* _What the exercise asks_:
Exclude the pictures and return every line exactly as written.
+-------+
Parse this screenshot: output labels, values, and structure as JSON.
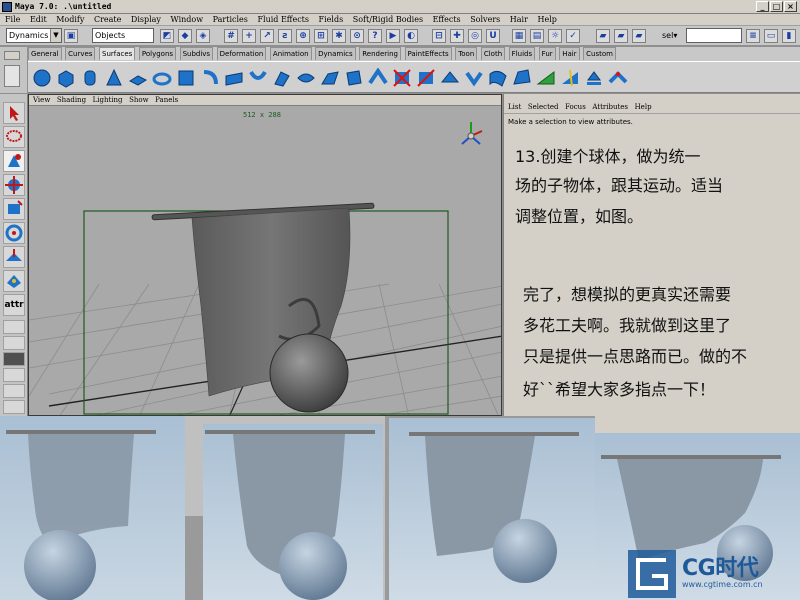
{
  "window": {
    "title": "Maya 7.0: .\\untitled"
  },
  "menubar": [
    "File",
    "Edit",
    "Modify",
    "Create",
    "Display",
    "Window",
    "Particles",
    "Fluid Effects",
    "Fields",
    "Soft/Rigid Bodies",
    "Effects",
    "Solvers",
    "Hair",
    "Help"
  ],
  "statusline": {
    "menuset": "Dynamics",
    "selection_mode": "Objects",
    "sel_label": "sel▾"
  },
  "shelf_tabs": [
    "General",
    "Curves",
    "Surfaces",
    "Polygons",
    "Subdivs",
    "Deformation",
    "Animation",
    "Dynamics",
    "Rendering",
    "PaintEffects",
    "Toon",
    "Cloth",
    "Fluids",
    "Fur",
    "Hair",
    "Custom"
  ],
  "active_shelf_tab": "Surfaces",
  "viewport": {
    "menu": [
      "View",
      "Shading",
      "Lighting",
      "Show",
      "Panels"
    ],
    "resolution": "512 x 288"
  },
  "attribute_editor": {
    "menu": [
      "List",
      "Selected",
      "Focus",
      "Attributes",
      "Help"
    ],
    "hint": "Make a selection to view attributes."
  },
  "tutorial": {
    "step": [
      "13.创建个球体，做为统一",
      "场的子物体，跟其运动。适当",
      "调整位置，如图。"
    ],
    "closing": [
      "完了，想模拟的更真实还需要",
      "多花工夫啊。我就做到这里了",
      "只是提供一点思路而已。做的不",
      "好``希望大家多指点一下！"
    ]
  },
  "watermark": {
    "brand": "CG时代",
    "url": "www.cgtime.com.cn"
  },
  "colors": {
    "maya_gray": "#d4d0c8",
    "viewport_bg": "#a9a9a9",
    "render_sky": "#a8bcd0",
    "brand_blue": "#1e5a9a"
  }
}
+-------+
* _Task result_:
Parse this screenshot: output labels, values, and structure as JSON.
{
  "window": {
    "title": "Maya 7.0: .\\untitled"
  },
  "menubar": [
    "File",
    "Edit",
    "Modify",
    "Create",
    "Display",
    "Window",
    "Particles",
    "Fluid Effects",
    "Fields",
    "Soft/Rigid Bodies",
    "Effects",
    "Solvers",
    "Hair",
    "Help"
  ],
  "statusline": {
    "menuset": "Dynamics",
    "selection_mode": "Objects",
    "sel_label": "sel▾"
  },
  "shelf_tabs": [
    "General",
    "Curves",
    "Surfaces",
    "Polygons",
    "Subdivs",
    "Deformation",
    "Animation",
    "Dynamics",
    "Rendering",
    "PaintEffects",
    "Toon",
    "Cloth",
    "Fluids",
    "Fur",
    "Hair",
    "Custom"
  ],
  "active_shelf_tab": "Surfaces",
  "viewport": {
    "menu": [
      "View",
      "Shading",
      "Lighting",
      "Show",
      "Panels"
    ],
    "resolution": "512 x 288"
  },
  "attribute_editor": {
    "menu": [
      "List",
      "Selected",
      "Focus",
      "Attributes",
      "Help"
    ],
    "hint": "Make a selection to view attributes."
  },
  "tutorial": {
    "step": [
      "13.创建个球体，做为统一",
      "场的子物体，跟其运动。适当",
      "调整位置，如图。"
    ],
    "closing": [
      "完了，想模拟的更真实还需要",
      "多花工夫啊。我就做到这里了",
      "只是提供一点思路而已。做的不",
      "好``希望大家多指点一下！"
    ]
  },
  "watermark": {
    "brand": "CG时代",
    "url": "www.cgtime.com.cn"
  },
  "colors": {
    "maya_gray": "#d4d0c8",
    "viewport_bg": "#a9a9a9",
    "render_sky": "#a8bcd0",
    "brand_blue": "#1e5a9a"
  }
}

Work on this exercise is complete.